(Records from a data collection)
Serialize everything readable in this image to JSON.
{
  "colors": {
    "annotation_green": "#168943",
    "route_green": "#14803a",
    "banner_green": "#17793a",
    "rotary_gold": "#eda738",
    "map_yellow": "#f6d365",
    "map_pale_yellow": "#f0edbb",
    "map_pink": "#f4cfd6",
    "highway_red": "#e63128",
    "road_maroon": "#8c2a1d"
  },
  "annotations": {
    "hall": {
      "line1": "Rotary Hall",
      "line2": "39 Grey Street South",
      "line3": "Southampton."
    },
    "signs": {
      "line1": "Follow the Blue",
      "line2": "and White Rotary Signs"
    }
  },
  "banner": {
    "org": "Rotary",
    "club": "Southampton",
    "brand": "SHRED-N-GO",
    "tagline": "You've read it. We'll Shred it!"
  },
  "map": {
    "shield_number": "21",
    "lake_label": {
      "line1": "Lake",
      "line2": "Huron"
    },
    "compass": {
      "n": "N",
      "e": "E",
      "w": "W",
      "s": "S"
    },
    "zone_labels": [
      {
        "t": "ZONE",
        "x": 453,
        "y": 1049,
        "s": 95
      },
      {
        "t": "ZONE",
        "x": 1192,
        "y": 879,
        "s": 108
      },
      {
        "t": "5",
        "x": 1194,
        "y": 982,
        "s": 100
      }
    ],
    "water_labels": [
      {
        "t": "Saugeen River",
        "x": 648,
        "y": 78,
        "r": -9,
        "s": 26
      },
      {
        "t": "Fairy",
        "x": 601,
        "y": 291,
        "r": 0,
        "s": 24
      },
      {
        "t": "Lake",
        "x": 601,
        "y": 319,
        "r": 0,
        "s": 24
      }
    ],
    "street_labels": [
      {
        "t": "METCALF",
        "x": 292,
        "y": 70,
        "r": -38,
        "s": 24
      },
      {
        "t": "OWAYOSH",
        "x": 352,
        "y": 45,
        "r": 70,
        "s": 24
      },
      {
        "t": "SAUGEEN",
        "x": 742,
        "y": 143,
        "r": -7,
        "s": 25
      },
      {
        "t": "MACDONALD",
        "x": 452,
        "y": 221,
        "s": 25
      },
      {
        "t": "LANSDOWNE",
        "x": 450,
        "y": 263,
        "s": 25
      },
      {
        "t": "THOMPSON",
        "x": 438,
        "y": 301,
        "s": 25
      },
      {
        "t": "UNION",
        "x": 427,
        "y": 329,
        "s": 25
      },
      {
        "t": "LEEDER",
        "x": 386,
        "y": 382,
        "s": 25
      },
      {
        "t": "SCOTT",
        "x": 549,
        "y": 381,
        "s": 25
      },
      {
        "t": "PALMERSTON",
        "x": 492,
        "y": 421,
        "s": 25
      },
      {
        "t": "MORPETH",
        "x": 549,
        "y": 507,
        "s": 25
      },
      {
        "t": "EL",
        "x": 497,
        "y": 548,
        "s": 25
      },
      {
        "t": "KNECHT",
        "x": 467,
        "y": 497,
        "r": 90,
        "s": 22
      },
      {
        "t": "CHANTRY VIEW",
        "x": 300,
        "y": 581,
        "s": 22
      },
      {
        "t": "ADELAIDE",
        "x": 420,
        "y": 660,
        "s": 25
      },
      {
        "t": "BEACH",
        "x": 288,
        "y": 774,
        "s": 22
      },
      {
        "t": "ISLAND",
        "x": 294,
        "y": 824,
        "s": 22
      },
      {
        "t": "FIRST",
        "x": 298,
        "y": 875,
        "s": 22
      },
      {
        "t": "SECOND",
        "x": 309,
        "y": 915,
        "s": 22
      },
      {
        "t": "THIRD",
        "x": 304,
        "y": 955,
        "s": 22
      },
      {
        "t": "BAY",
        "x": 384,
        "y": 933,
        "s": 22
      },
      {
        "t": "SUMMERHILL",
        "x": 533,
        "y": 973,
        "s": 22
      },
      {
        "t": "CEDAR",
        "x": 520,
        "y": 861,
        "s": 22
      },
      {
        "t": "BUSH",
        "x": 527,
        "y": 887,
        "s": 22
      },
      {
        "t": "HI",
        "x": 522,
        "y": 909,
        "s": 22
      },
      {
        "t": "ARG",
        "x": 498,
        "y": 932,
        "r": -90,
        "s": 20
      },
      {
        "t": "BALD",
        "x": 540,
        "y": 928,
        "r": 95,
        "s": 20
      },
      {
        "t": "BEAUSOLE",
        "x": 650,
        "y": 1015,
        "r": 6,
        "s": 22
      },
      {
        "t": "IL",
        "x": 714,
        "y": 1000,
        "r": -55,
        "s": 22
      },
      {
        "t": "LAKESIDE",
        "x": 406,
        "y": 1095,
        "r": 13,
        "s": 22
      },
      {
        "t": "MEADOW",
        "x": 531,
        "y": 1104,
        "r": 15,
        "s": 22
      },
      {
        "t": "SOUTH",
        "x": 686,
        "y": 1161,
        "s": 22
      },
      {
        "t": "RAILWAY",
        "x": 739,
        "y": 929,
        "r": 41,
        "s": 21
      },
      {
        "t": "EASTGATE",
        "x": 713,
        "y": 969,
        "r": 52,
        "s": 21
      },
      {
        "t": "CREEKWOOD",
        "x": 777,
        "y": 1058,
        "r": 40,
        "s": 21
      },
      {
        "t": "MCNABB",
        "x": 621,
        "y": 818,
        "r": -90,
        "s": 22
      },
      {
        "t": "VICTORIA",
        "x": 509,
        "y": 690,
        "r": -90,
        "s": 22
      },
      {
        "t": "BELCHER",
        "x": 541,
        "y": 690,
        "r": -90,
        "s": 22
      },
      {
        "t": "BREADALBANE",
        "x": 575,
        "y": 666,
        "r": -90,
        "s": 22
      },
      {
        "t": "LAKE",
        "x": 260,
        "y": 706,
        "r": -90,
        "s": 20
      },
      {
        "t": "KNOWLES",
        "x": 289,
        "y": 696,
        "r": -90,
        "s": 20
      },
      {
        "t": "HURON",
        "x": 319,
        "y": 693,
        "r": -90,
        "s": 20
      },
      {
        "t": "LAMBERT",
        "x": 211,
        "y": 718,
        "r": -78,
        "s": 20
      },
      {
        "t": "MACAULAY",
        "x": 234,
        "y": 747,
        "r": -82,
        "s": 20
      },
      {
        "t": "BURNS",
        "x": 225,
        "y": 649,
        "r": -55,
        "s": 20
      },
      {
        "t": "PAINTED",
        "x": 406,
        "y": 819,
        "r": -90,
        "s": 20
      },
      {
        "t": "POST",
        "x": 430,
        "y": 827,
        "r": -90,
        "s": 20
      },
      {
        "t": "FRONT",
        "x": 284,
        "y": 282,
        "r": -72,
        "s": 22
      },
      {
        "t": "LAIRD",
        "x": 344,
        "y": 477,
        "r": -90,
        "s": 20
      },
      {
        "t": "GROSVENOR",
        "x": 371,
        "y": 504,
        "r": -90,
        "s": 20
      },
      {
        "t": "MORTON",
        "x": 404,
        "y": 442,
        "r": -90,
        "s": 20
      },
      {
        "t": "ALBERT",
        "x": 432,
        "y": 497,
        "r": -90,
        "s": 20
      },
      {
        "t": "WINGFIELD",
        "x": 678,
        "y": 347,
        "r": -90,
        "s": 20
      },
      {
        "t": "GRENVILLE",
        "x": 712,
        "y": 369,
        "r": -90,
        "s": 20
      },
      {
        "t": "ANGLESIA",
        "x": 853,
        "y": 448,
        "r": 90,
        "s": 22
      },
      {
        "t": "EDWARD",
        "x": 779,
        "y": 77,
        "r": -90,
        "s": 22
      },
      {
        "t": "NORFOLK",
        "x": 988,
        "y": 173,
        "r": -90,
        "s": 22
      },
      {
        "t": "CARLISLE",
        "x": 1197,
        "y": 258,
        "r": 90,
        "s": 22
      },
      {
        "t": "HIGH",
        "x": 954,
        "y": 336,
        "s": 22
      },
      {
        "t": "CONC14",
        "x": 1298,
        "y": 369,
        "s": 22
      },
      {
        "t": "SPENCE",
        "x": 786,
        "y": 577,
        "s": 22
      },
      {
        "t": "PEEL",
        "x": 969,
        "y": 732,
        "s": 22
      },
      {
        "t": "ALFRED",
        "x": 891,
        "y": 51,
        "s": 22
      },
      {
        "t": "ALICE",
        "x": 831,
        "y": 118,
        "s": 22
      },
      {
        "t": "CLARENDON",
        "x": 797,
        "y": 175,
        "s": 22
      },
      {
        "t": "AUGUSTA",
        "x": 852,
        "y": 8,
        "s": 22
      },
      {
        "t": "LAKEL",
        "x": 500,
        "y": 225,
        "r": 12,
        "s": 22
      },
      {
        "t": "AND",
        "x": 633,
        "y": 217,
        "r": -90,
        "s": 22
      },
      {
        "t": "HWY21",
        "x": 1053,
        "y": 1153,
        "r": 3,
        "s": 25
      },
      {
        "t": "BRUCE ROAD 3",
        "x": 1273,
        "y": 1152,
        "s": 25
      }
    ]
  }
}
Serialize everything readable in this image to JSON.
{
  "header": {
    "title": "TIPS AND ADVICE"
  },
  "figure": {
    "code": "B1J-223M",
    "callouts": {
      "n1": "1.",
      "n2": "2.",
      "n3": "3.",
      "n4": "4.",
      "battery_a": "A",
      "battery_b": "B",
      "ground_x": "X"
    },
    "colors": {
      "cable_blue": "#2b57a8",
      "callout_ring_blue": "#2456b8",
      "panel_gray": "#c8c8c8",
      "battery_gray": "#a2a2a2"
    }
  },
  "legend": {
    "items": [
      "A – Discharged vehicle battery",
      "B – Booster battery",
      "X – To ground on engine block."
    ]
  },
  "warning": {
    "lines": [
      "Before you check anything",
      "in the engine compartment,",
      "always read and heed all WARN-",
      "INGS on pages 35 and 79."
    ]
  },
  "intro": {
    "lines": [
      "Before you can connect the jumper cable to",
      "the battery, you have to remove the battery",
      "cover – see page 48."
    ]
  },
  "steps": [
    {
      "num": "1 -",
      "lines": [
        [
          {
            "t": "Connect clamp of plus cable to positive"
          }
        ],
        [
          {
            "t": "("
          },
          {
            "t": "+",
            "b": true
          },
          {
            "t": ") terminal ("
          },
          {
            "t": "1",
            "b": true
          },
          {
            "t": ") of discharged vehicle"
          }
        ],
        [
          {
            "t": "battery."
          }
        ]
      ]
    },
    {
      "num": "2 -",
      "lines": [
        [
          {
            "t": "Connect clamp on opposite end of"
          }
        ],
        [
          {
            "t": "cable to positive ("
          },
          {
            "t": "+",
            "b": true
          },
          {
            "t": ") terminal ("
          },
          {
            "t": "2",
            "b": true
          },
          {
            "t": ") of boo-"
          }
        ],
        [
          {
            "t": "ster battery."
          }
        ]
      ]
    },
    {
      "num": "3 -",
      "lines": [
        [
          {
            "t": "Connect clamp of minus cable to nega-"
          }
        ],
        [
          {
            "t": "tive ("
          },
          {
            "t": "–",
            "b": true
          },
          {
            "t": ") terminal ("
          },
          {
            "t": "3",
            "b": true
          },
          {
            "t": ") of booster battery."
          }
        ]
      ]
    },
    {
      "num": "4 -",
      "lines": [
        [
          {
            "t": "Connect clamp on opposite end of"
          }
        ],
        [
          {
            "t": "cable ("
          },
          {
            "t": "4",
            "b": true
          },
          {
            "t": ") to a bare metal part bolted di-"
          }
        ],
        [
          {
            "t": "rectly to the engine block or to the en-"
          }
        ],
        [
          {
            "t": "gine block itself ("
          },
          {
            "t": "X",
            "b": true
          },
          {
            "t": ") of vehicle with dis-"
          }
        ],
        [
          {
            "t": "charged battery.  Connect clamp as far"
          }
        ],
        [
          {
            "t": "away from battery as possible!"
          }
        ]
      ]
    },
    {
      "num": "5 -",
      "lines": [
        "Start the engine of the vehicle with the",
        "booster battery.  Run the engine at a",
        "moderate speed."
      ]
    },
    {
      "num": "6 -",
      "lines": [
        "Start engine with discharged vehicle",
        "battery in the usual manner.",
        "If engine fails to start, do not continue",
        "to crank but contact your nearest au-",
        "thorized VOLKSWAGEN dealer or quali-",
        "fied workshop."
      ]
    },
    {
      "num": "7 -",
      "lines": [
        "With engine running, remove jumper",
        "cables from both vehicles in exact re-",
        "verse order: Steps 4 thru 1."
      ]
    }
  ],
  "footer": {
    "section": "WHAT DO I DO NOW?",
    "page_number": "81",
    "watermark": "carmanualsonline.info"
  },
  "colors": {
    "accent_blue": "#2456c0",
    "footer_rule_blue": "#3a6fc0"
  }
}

* _What you have to do_
Copy out each line of the data containing the string "block".

* _Response to the task_
      "X – To ground on engine block."
            "t": "rectly to the engine block or to the en-"
            "t": "gine block itself ("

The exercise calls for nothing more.